Problem: Transcribe the whole listing without a single picture.

Data entries:
::::

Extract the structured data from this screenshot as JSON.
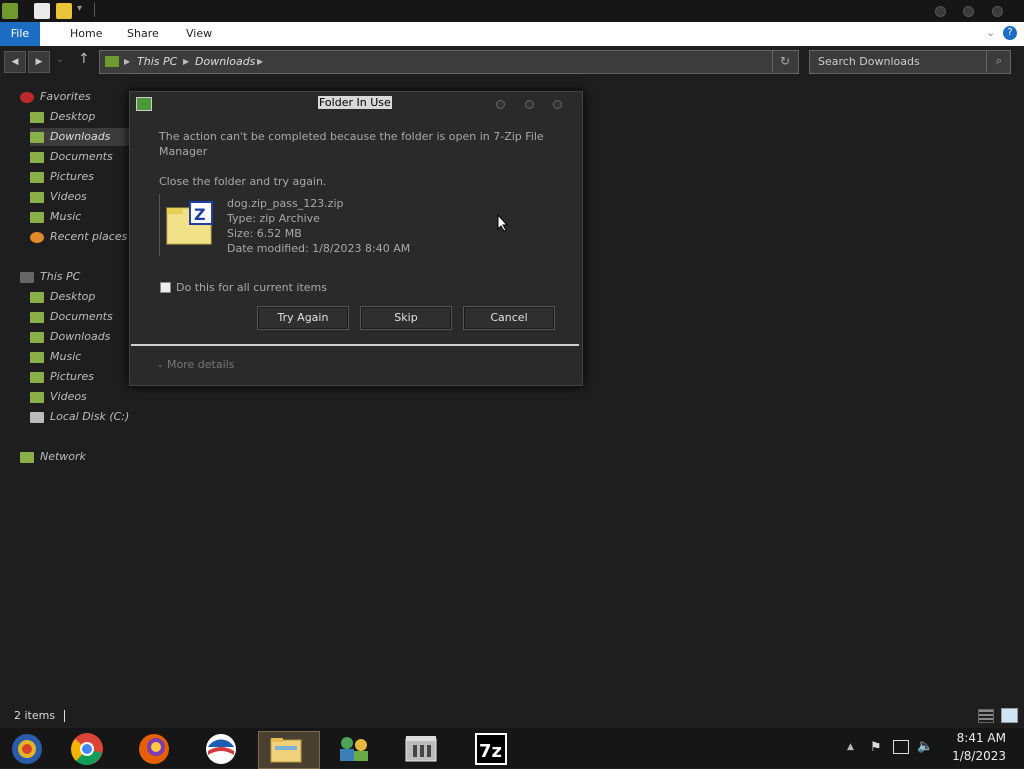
{
  "ribbon": {
    "tabs": [
      "File",
      "Home",
      "Share",
      "View"
    ]
  },
  "address": {
    "crumbs": [
      "This PC",
      "Downloads"
    ],
    "search_placeholder": "Search Downloads"
  },
  "nav": {
    "favorites_header": "Favorites",
    "favorites": [
      "Desktop",
      "Downloads",
      "Documents",
      "Pictures",
      "Videos",
      "Music",
      "Recent places"
    ],
    "thispc_header": "This PC",
    "thispc": [
      "Desktop",
      "Documents",
      "Downloads",
      "Music",
      "Pictures",
      "Videos",
      "Local Disk (C:)"
    ],
    "network": "Network"
  },
  "dialog": {
    "title": "Folder In Use",
    "message_line1": "The action can't be completed because the folder is open in 7-Zip File",
    "message_line2": "Manager",
    "instruction": "Close the folder and try again.",
    "file": {
      "name": "dog.zip_pass_123.zip",
      "type": "Type: zip Archive",
      "size": "Size: 6.52 MB",
      "modified": "Date modified: 1/8/2023 8:40 AM"
    },
    "checkbox_label": "Do this for all current items",
    "buttons": {
      "try_again": "Try Again",
      "skip": "Skip",
      "cancel": "Cancel"
    },
    "more_details": "More details"
  },
  "status": {
    "items": "2 items"
  },
  "clock": {
    "time": "8:41 AM",
    "date": "1/8/2023"
  },
  "colors": {
    "ribbon_file_tab": "#1b6ec2",
    "background": "#1e1e1e",
    "taskbar": "#161616"
  }
}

::::

Worked answer:
Extract the structured data from this screenshot as JSON.
{
  "ribbon": {
    "tabs": [
      "File",
      "Home",
      "Share",
      "View"
    ]
  },
  "address": {
    "crumbs": [
      "This PC",
      "Downloads"
    ],
    "search_placeholder": "Search Downloads"
  },
  "nav": {
    "favorites_header": "Favorites",
    "favorites": [
      "Desktop",
      "Downloads",
      "Documents",
      "Pictures",
      "Videos",
      "Music",
      "Recent places"
    ],
    "thispc_header": "This PC",
    "thispc": [
      "Desktop",
      "Documents",
      "Downloads",
      "Music",
      "Pictures",
      "Videos",
      "Local Disk (C:)"
    ],
    "network": "Network"
  },
  "dialog": {
    "title": "Folder In Use",
    "message_line1": "The action can't be completed because the folder is open in 7-Zip File",
    "message_line2": "Manager",
    "instruction": "Close the folder and try again.",
    "file": {
      "name": "dog.zip_pass_123.zip",
      "type": "Type: zip Archive",
      "size": "Size: 6.52 MB",
      "modified": "Date modified: 1/8/2023 8:40 AM"
    },
    "checkbox_label": "Do this for all current items",
    "buttons": {
      "try_again": "Try Again",
      "skip": "Skip",
      "cancel": "Cancel"
    },
    "more_details": "More details"
  },
  "status": {
    "items": "2 items"
  },
  "clock": {
    "time": "8:41 AM",
    "date": "1/8/2023"
  },
  "colors": {
    "ribbon_file_tab": "#1b6ec2",
    "background": "#1e1e1e",
    "taskbar": "#161616"
  }
}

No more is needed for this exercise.